-- begin PASSAGE TO READ --

Studio album by Levinhurst
- Released: March 23, 2004
- Genre: Electronica

Levinhurst chronology
|  | Perfect Life (2004) | The Grey (2006) |

= Perfect Life (Levinhurst album) =

Perfect Life is the debut studio album of Levinhurst, released in 2004.

Lol Tolhurst later said that working on the album allowed him to creatively return to his best:“It was great to be finally working with my own agenda in place and a newfound confidence, born in part from finding out that my wife had a wonderful singing voice.”

-- end PASSAGE TO READ --
-- begin DATA SHOWN --

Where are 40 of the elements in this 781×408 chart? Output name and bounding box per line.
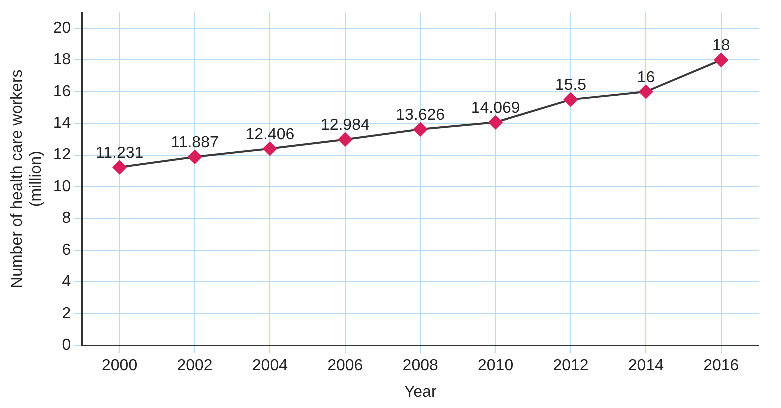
- y-tick-label: 12: [53, 146, 72, 164]
- y-tick-label: 8: [62, 210, 72, 228]
- x-axis-title: Year: [404, 384, 438, 401]
- point: [488, 116, 503, 130]
- point: [714, 53, 728, 68]
- data-label: 12.406: [246, 126, 295, 144]
- x-tick-label: 2006: [328, 358, 364, 375]
- x-tick-label: 2010: [478, 358, 514, 375]
- point: [414, 122, 428, 137]
- y-tick-label: 2: [62, 305, 72, 322]
- point: [338, 132, 352, 147]
- x-tick-label: 2000: [102, 358, 138, 375]
- y-tick-label: 6: [62, 242, 72, 259]
- point: [564, 92, 578, 107]
- x-tick-label: 2016: [704, 358, 740, 375]
- point: [263, 142, 278, 156]
- data-label: 14.069: [471, 100, 520, 117]
- y-tick-label: 10: [53, 178, 72, 196]
- x-tick-label: 2004: [252, 358, 288, 375]
- y-tick-label: 4: [62, 274, 72, 291]
- data-label: 11.887: [171, 134, 219, 152]
- y-tick-label: 16: [53, 83, 72, 100]
- point: [639, 84, 654, 99]
- x-tick-label: 2002: [177, 358, 213, 375]
- data-label: 11.231: [96, 144, 144, 162]
- point: [112, 160, 127, 175]
- y-axis-title: Number of health care workers (million): [9, 70, 46, 288]
- x-tick-label: 2012: [553, 358, 589, 375]
- y-tick-label: 14: [53, 115, 72, 132]
- data-label: 13.626: [396, 106, 446, 124]
- y-tick-label: 20: [53, 20, 72, 37]
- data-label: 15.5: [555, 77, 587, 94]
- point: [188, 150, 202, 164]
- y-tick-label: 18: [53, 52, 72, 69]
- data-label: 18: [712, 38, 730, 55]
- y-tick-label: 0: [62, 337, 72, 354]
- x-tick-label: 2014: [628, 358, 664, 375]
- data-label: 12.984: [320, 117, 370, 134]
- data-label: 16: [637, 69, 656, 86]
- x-tick-label: 2008: [402, 358, 438, 375]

-- end DATA SHOWN --

* [EXERCISE INSTRUCTIONS]
List every name of a person, band, or album that appears in the text on the album Perfect Life.

* [OUTPUT BELOW]
- Levinhurst
- Perfect Life
- The Grey
- Lol Tolhurst